The exercise: Show all lines from the data that include the word "dokumentu".

Record extracts:
— start —

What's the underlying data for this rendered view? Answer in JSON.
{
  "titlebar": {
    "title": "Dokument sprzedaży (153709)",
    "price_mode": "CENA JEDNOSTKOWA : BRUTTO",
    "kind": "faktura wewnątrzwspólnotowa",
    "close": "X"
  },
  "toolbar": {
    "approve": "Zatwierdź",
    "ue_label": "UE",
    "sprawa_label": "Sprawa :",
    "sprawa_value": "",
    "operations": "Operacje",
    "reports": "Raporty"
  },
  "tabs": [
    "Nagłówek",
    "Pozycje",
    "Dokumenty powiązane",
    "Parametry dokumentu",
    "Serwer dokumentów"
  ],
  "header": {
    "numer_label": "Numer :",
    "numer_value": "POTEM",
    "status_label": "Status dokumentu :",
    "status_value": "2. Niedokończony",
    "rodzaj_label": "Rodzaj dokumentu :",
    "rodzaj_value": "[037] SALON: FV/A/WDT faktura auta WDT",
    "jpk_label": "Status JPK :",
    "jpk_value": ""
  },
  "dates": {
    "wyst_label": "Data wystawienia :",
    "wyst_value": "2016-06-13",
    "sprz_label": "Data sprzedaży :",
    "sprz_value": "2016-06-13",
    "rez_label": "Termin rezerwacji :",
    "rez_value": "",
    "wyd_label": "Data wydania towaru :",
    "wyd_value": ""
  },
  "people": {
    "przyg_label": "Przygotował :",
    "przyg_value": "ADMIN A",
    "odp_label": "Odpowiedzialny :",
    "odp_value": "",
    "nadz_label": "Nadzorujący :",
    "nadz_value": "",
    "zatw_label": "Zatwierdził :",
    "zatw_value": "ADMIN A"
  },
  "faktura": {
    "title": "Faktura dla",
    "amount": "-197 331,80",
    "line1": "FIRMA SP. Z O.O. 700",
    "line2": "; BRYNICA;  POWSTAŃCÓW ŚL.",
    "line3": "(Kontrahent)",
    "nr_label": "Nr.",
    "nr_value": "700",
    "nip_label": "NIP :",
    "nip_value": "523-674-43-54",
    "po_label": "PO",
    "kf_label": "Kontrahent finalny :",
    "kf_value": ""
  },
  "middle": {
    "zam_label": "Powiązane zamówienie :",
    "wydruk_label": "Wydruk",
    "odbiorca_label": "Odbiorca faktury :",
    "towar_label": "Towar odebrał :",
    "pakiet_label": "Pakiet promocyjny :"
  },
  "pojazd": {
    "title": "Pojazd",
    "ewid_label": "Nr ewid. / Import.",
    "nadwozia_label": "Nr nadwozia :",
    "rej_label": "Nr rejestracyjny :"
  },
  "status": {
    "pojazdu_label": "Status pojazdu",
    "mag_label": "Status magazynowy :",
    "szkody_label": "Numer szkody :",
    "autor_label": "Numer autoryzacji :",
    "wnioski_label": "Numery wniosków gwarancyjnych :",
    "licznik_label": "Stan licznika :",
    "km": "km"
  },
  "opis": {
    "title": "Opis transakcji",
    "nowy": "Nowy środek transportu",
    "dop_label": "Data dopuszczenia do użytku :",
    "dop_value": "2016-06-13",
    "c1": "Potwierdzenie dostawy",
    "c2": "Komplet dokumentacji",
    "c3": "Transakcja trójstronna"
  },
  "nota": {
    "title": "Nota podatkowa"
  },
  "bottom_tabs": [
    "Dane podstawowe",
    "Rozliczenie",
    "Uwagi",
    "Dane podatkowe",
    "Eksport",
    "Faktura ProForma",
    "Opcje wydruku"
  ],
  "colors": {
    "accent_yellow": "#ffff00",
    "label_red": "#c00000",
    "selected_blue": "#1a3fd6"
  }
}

— end —

Response for this exercise:
    "Parametry dokumentu",
    "status_label": "Status dokumentu :",
    "rodzaj_label": "Rodzaj dokumentu :",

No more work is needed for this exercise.